→ СТРАНИЦА
* * *

Глава 9
Вечер жизни
Каждая черта Паккьяротти озарена обаянием, и если он берет на себя труд исполнить речитатив, то и теперь, в семьдесят лет, выглядит прекрасным и величественным.
Когда речь заходит о старости кастратов, трудно не пожалеть прежде всего о самых незначительных из них, самых посредственных, безвестных — словом, о тех, кому операция ничего не дала, кто так и остался в ничтожестве, а потому после ухода на покой наверно ощущал себя особенно одиноким и переживал свою судьбу особенно горько. Почти всем кастратам тяжело давалась «пустота» последних лет: сам Фаринелли, всю жизнь бывший предметом общего обожания и живший в старости в наилучших условиях, часто страдал от тоски — тем легче вообразить чувства человека, который за многие годы не получил ни денег, ни почестей, ни даже внутреннего удовлетворения оттого, что сумел поднять вокальное искусство своего времени до прежде не известных высот. Конечно, для знаменитых певцов этот период был менее труден, так как их одиночество скрашивалось обучением юных кастратов, а нередко и визитами выдающихся аристократов и интеллектуалов той эпохи.
Прощание с публикой и возвращение к «корням»
Как ни странно, почти все кастраты готовы были бросить пение прежде, чем оно само их бросит, и обычно прощались с публикой, будучи на вершине славы, чаще всего между пятьюдесятью и пятьюдесятью пятью годами, хотя их голоса еще долго могли бы творить чудеса вокального искусства. Никто из них не сообщил, что именно явилось причиной этого решения: усталость ли — пусть не от пения, а чисто физическая, из-за непрестанных разъездов по всей Европе, или опасение разочаровать поклонников при неизбежном состязании с более молодыми кастратами — ведь тут далеко не последнюю роль играла внешняя привлекательность, или сугубо личные и совершенно исключительные обстоятельства — как в случае с Каффарелли, который по чистой случайности избегнул лиссабонского землетрясения, так как в тот самый день поехал в Сантарем{48}, и сразу затем оставил сцену, хотя в церкви петь продолжал.

* * *

→ ЗАДАНИЕ 1
Приведите еще раз фрагмент текста о кастратах между словами «Как ни странно, почти» и «церкви петь продолжал.», включая их.
→ ЗАДАНИЕ 2
Напишите, что следует дальше в тексте о кастратах, начиная сразу после его последнего предложения.

→ ИСХОДНЫЕ ДАННЫЕ
* * *

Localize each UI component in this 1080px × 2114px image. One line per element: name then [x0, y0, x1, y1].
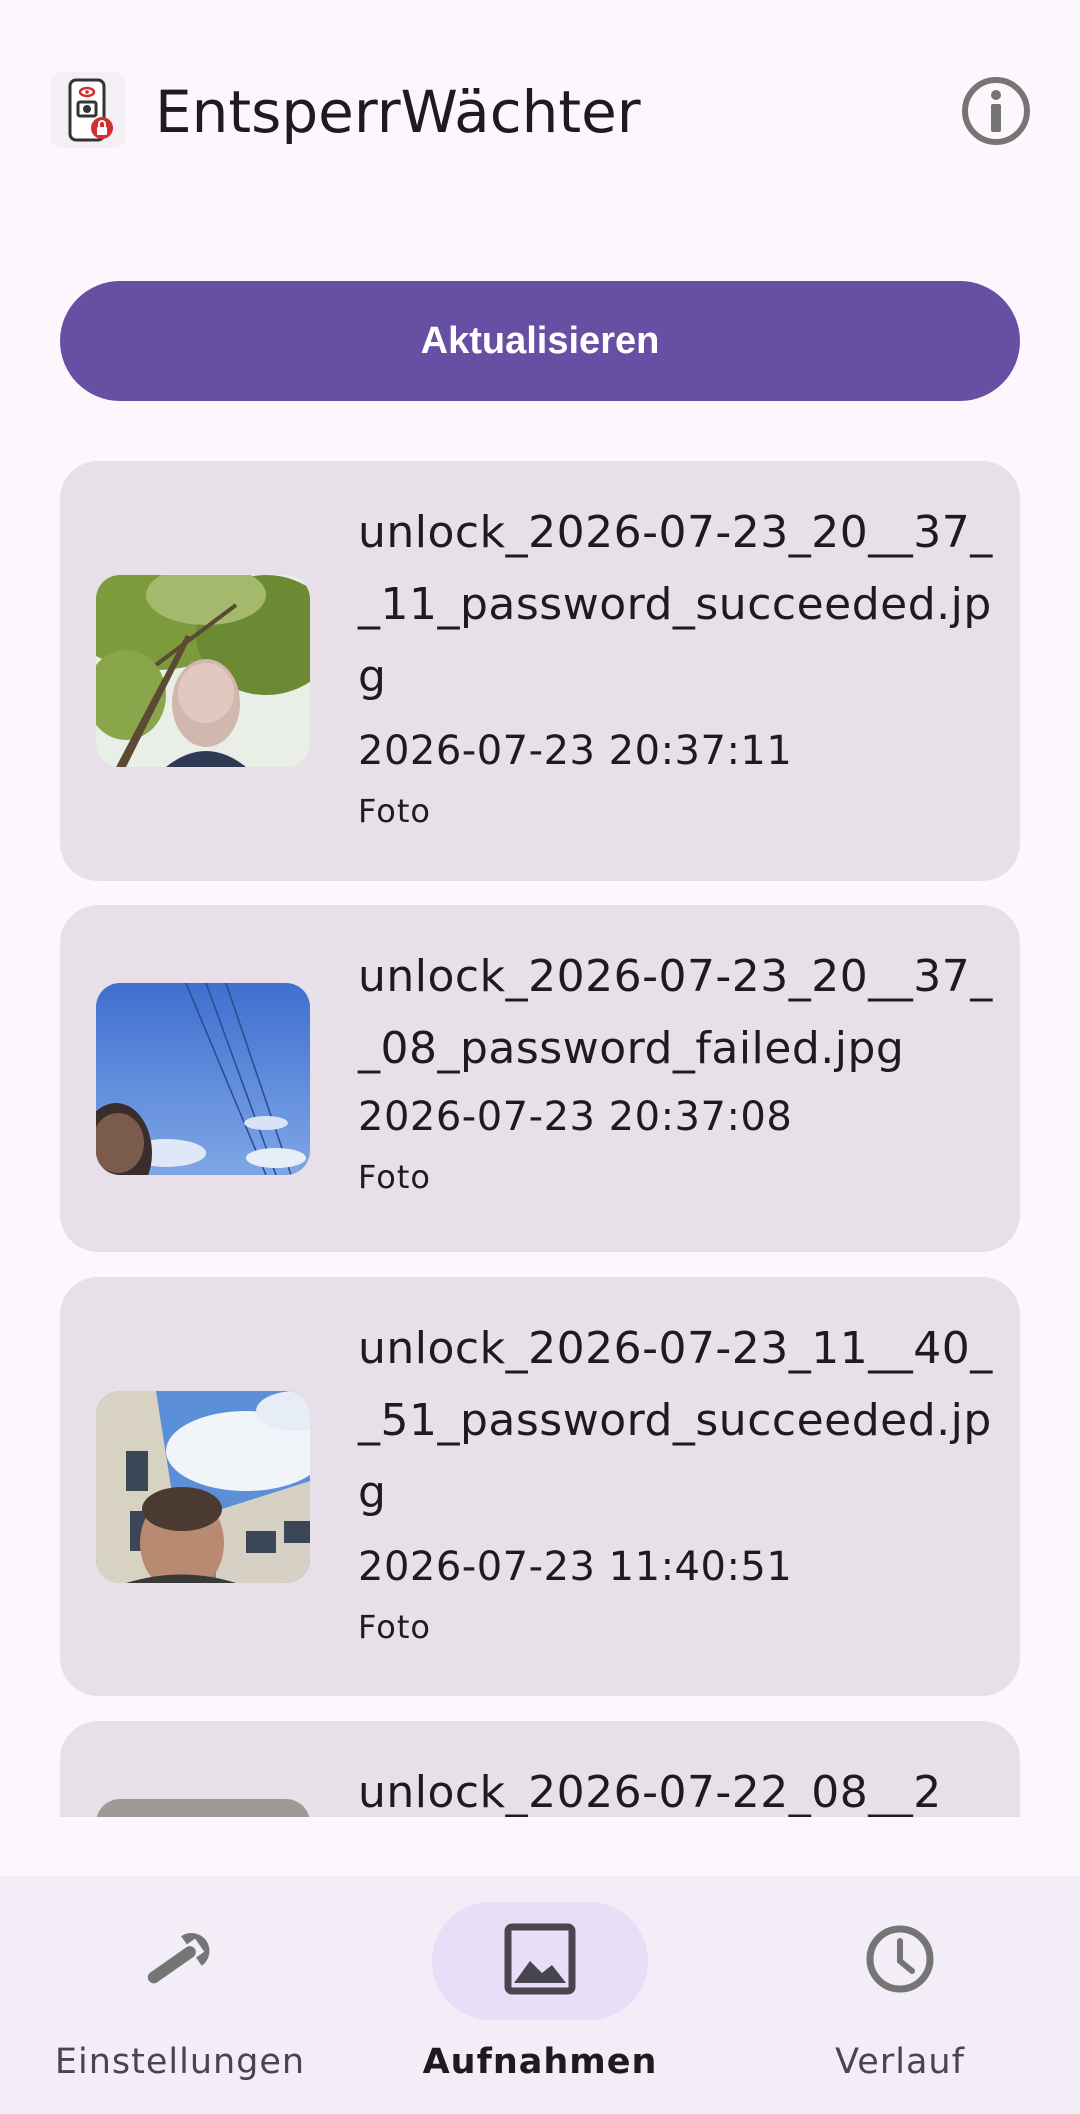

* * *

→ ПРАВИЛЬНЫЙ ОТВЕТ 1
Как ни странно, почти все кастраты готовы были бросить пение прежде, чем оно само их бросит, и обычно прощались с публикой, будучи на вершине славы, чаще всего между пятьюдесятью и пятьюдесятью пятью годами, хотя их голоса еще долго могли бы творить чудеса вокального искусства. Никто из них не сообщил, что именно явилось причиной этого решения: усталость ли — пусть не от пения, а чисто физическая, из-за непрестанных разъездов по всей Европе, или опасение разочаровать поклонников при неизбежном состязании с более молодыми кастратами — ведь тут далеко не последнюю роль играла внешняя привлекательность, или сугубо личные и совершенно исключительные обстоятельства — как в случае с Каффарелли, который по чистой случайности избегнул лиссабонского землетрясения, так как в тот самый день поехал в Сантарем{48}, и сразу затем оставил сцену, хотя в церкви петь продолжал.

→ ПРАВИЛЬНЫЙ ОТВЕТ 2
Прощания с публикой происходили в два этапа: сначала устраивалась серия публичных выступлений, знаменовавших завершение карьеры оперного певца, а затем, уже на покое, кастрат еще несколько раз пел на частных концертах и в церквах. Для последнего сценического выступления обычно выбирался один из больших театров, почему-либо милый сердцу артиста: так, Сенезино прощался с публикой в Неаполе, где блистал в юности, Рауццини и Рубинелли — в Лондоне, где так славно завершалась их карьера, Маркези — в миланском Ла Скала, где некогда сыграл первые мужские роли. Паккьяротти в 1792 году вернулся для прощания с публикой в Венецию, где в свое время дебютировал, и ему повезло, так как одно из его последних выступлений пришлось на инаугурацию Ла Фениче, третьего из великих итальянских театров XVIII века, уступавшего только Сан-Карло и Ла Скала. Именно тогда его слышала мадам Виже-Лебрен, описавшая это так: «Я присутствовала на последнем концерте Паккьяротти — знаменитого певца, долго являвшего образец великого итальянского стиля. Он по-прежнему в расцвете таланта, однако же после помянутого дня ни разу на публике не пел»1.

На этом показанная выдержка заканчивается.